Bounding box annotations
*****

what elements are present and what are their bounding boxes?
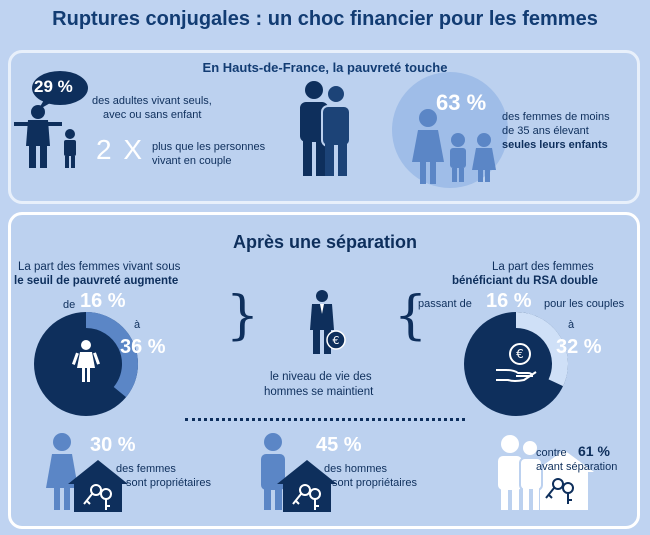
stat2-text-3: seules leurs enfants: [502, 139, 608, 151]
mother-children-icon: [392, 72, 508, 188]
right-brace: {: [394, 286, 428, 346]
stat2-text-1: des femmes de moins: [502, 110, 610, 124]
left-brace: }: [226, 286, 260, 346]
right-to-value: 32 %: [556, 336, 602, 358]
before-text: avant séparation: [536, 461, 618, 473]
before-value: 61 %: [578, 443, 610, 459]
center-text-2: hommes se maintient: [264, 386, 374, 398]
right-couples: pour les couples: [544, 298, 625, 310]
man-house-key-icon: [261, 433, 337, 512]
page-title: Ruptures conjugales : un choc financier …: [52, 8, 598, 30]
before-contre: contre: [536, 447, 567, 459]
women-owners-value: 30 %: [90, 434, 136, 456]
couple-icon: [300, 81, 351, 176]
stat-29-percent: 29 %: [34, 77, 73, 96]
right-donut-arc: [515, 312, 568, 387]
woman-icon: [71, 340, 100, 382]
men-owners-value: 45 %: [316, 434, 362, 456]
right-from-value: 16 %: [486, 290, 532, 312]
left-donut-arc: [85, 312, 138, 398]
poverty-heading: En Hauts-de-France, la pauvreté touche: [202, 60, 448, 75]
couple-house-key-icon: [498, 435, 594, 510]
stat1-text-1: des adultes vivant seuls,: [92, 95, 212, 107]
right-a: à: [568, 319, 575, 331]
multiplier: 2 X: [96, 134, 145, 165]
women-owners-text-2: sont propriétaires: [126, 477, 211, 489]
left-text-2: le seuil de pauvreté augmente: [14, 275, 179, 287]
left-text-1: La part des femmes vivant sous: [18, 261, 181, 273]
right-passant: passant de: [418, 298, 472, 310]
right-text-1: La part des femmes: [492, 261, 594, 273]
women-owners-text-1: des femmes: [116, 463, 176, 475]
stat1-text-2: avec ou sans enfant: [103, 109, 202, 121]
stat-63-percent: 63 %: [436, 90, 487, 115]
left-de: de: [63, 299, 76, 311]
separation-heading: Après une séparation: [232, 232, 418, 252]
multiplier-text-2: vivant en couple: [152, 155, 232, 167]
men-owners-text-1: des hommes: [324, 463, 387, 475]
multiplier-text-1: plus que les personnes: [152, 141, 266, 153]
man-money-bag-icon: €: [310, 290, 346, 354]
center-text-1: le niveau de vie des: [270, 371, 372, 383]
stat2-text-2: de 35 ans élevant: [502, 125, 589, 137]
left-to-value: 36 %: [120, 336, 166, 358]
dotted-divider: [185, 418, 465, 421]
svg-text:€: €: [333, 334, 340, 347]
hand-coin-icon: €: [496, 343, 537, 382]
stat2-text-1-span: des femmes de moins: [502, 111, 610, 123]
men-owners-text-2: sont propriétaires: [332, 477, 417, 489]
right-text-2: bénéficiant du RSA double: [452, 275, 598, 287]
left-a: à: [134, 319, 141, 331]
left-from-value: 16 %: [80, 290, 126, 312]
woman-house-key-icon: [46, 433, 128, 512]
single-parent-icon: [14, 105, 76, 168]
svg-text:€: €: [516, 347, 524, 361]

*****

**Set exercise:** Express the lines of the listing as a numbered list, starting at the line containing "stat2-text-3: seules leurs" and ending at the line containing "man-house-key-icon: [261, 433, 337, 512]", omitting any blank lines.

**Exercise result:**
1. stat2-text-3: seules leurs enfants: [502, 139, 608, 151]
2. mother-children-icon: [392, 72, 508, 188]
3. right-brace: {: [394, 286, 428, 346]
4. stat2-text-1: des femmes de moins: [502, 110, 610, 124]
5. left-brace: }: [226, 286, 260, 346]
6. right-to-value: 32 %: [556, 336, 602, 358]
7. before-text: avant séparation: [536, 461, 618, 473]
8. before-value: 61 %: [578, 443, 610, 459]
9. center-text-2: hommes se maintient: [264, 386, 374, 398]
10. right-couples: pour les couples: [544, 298, 625, 310]
11. man-house-key-icon: [261, 433, 337, 512]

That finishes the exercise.